** begin **
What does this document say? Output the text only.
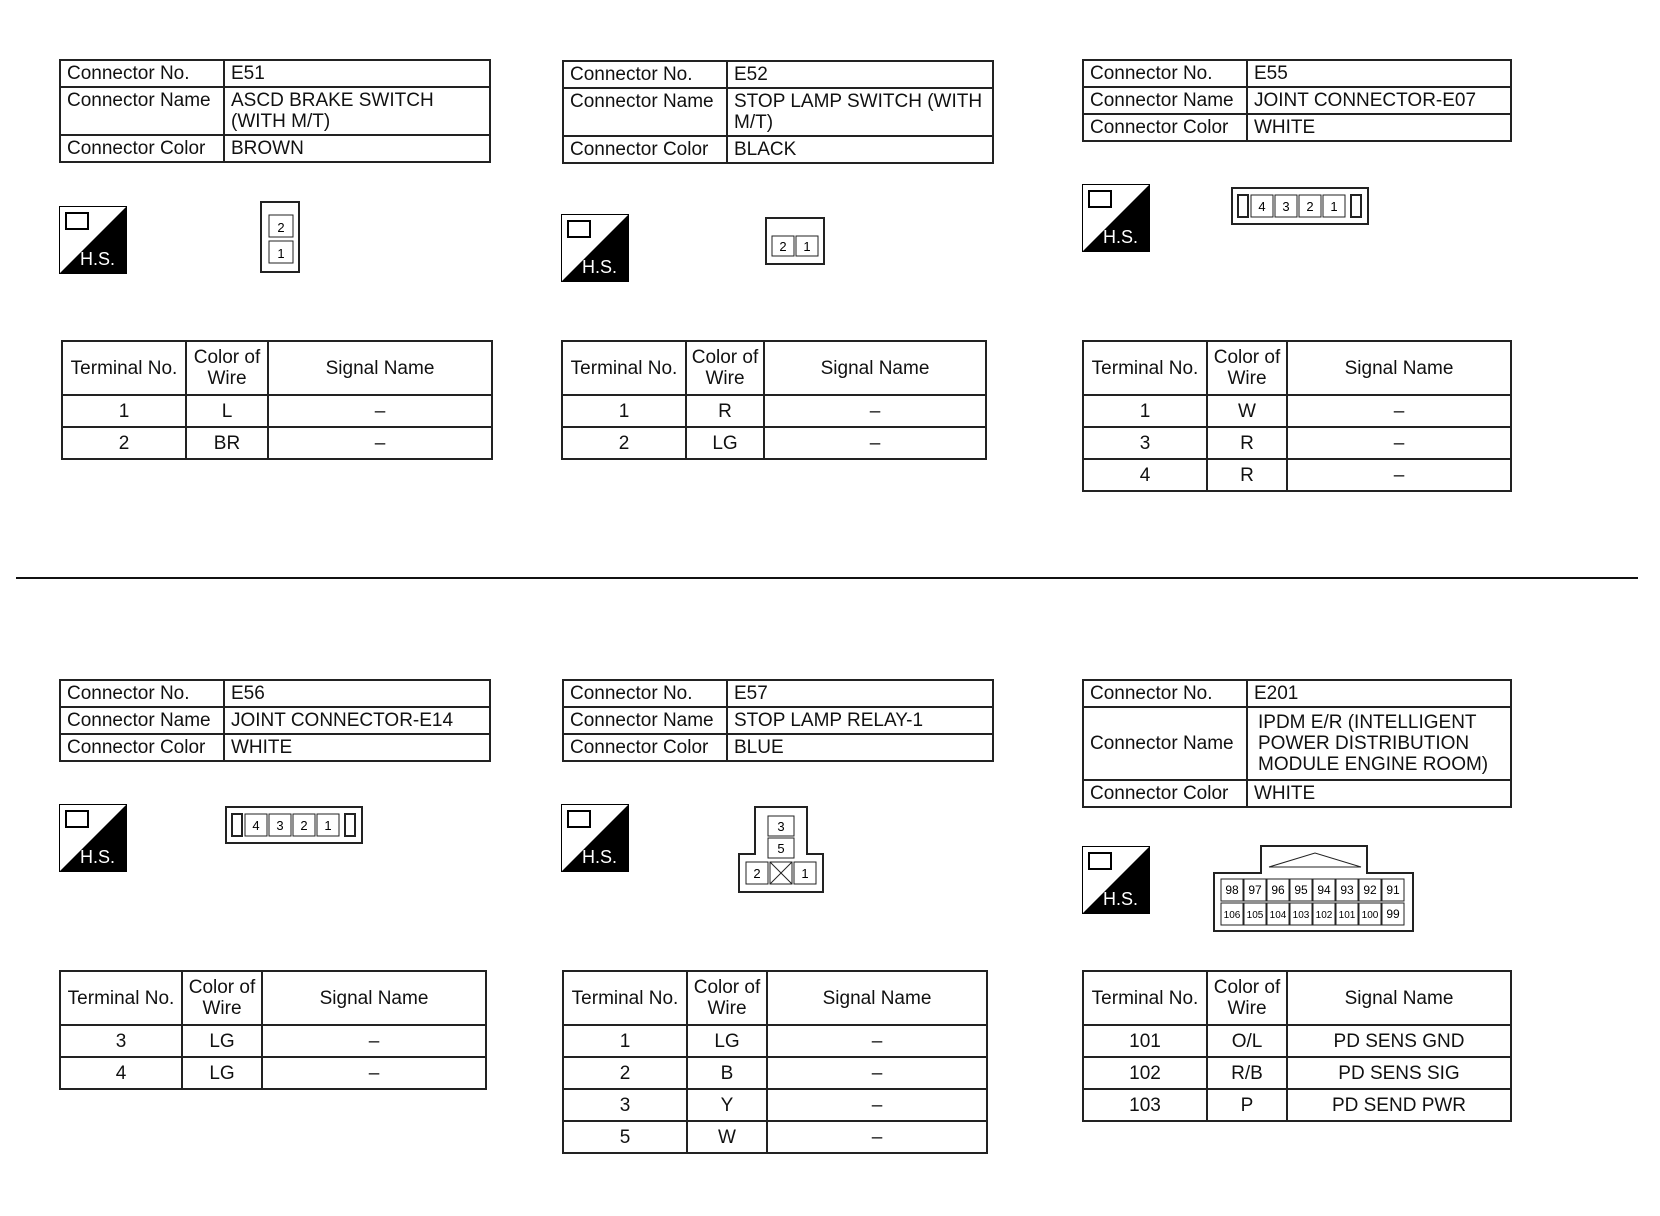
Connector No.	E51
Connector Name	ASCD BRAKE SWITCH (WITH M/T)
Connector Color	BROWN
H.S.
2
1
Terminal No.	Color of Wire	Signal Name
1	L	–
2	BR	–
Connector No.	E52
Connector Name	STOP LAMP SWITCH (WITH M/T)
Connector Color	BLACK
H.S.
2 1
Terminal No.	Color of Wire	Signal Name
1	R	–
2	LG	–
Connector No.	E55
Connector Name	JOINT CONNECTOR-E07
Connector Color	WHITE
H.S.
4 3 2 1
Terminal No.	Color of Wire	Signal Name
1	W	–
3	R	–
4	R	–
Connector No.	E56
Connector Name	JOINT CONNECTOR-E14
Connector Color	WHITE
H.S.
4 3 2 1
Terminal No.	Color of Wire	Signal Name
3	LG	–
4	LG	–
Connector No.	E57
Connector Name	STOP LAMP RELAY-1
Connector Color	BLUE
H.S.
3
5
2	1
Terminal No.	Color of Wire	Signal Name
1	LG	–
2	B	–
3	Y	–
5	W	–
Connector No.	E201
Connector Name	IPDM E/R (INTELLIGENT POWER DISTRIBUTION MODULE ENGINE ROOM)
Connector Color	WHITE
H.S.	98 97 96 95 94 93 92 91
106 105 104 103 102 101 100 99
Terminal No.	Color of Wire	Signal Name
101	O/L	PD SENS GND
102	R/B	PD SENS SIG
103	P	PD SEND PWR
** end **
## AIM:
Leaving the pictures aside, transcribe the entire listing exactly.

## RESULT OF THE TASK:
What does this document say? Output the text only.
Connector No.	E51
Connector Name	ASCD BRAKE SWITCH (WITH M/T)
Connector Color	BROWN
H.S.
2
1
Terminal No.	Color of Wire	Signal Name
1	L	–
2	BR	–
Connector No.	E52
Connector Name	STOP LAMP SWITCH (WITH M/T)
Connector Color	BLACK
H.S.
2 1
Terminal No.	Color of Wire	Signal Name
1	R	–
2	LG	–
Connector No.	E55
Connector Name	JOINT CONNECTOR-E07
Connector Color	WHITE
H.S.
4 3 2 1
Terminal No.	Color of Wire	Signal Name
1	W	–
3	R	–
4	R	–
Connector No.	E56
Connector Name	JOINT CONNECTOR-E14
Connector Color	WHITE
H.S.
4 3 2 1
Terminal No.	Color of Wire	Signal Name
3	LG	–
4	LG	–
Connector No.	E57
Connector Name	STOP LAMP RELAY-1
Connector Color	BLUE
H.S.
3
5
2	1
Terminal No.	Color of Wire	Signal Name
1	LG	–
2	B	–
3	Y	–
5	W	–
Connector No.	E201
Connector Name	IPDM E/R (INTELLIGENT POWER DISTRIBUTION MODULE ENGINE ROOM)
Connector Color	WHITE
H.S.	98 97 96 95 94 93 92 91
106 105 104 103 102 101 100 99
Terminal No.	Color of Wire	Signal Name
101	O/L	PD SENS GND
102	R/B	PD SENS SIG
103	P	PD SEND PWR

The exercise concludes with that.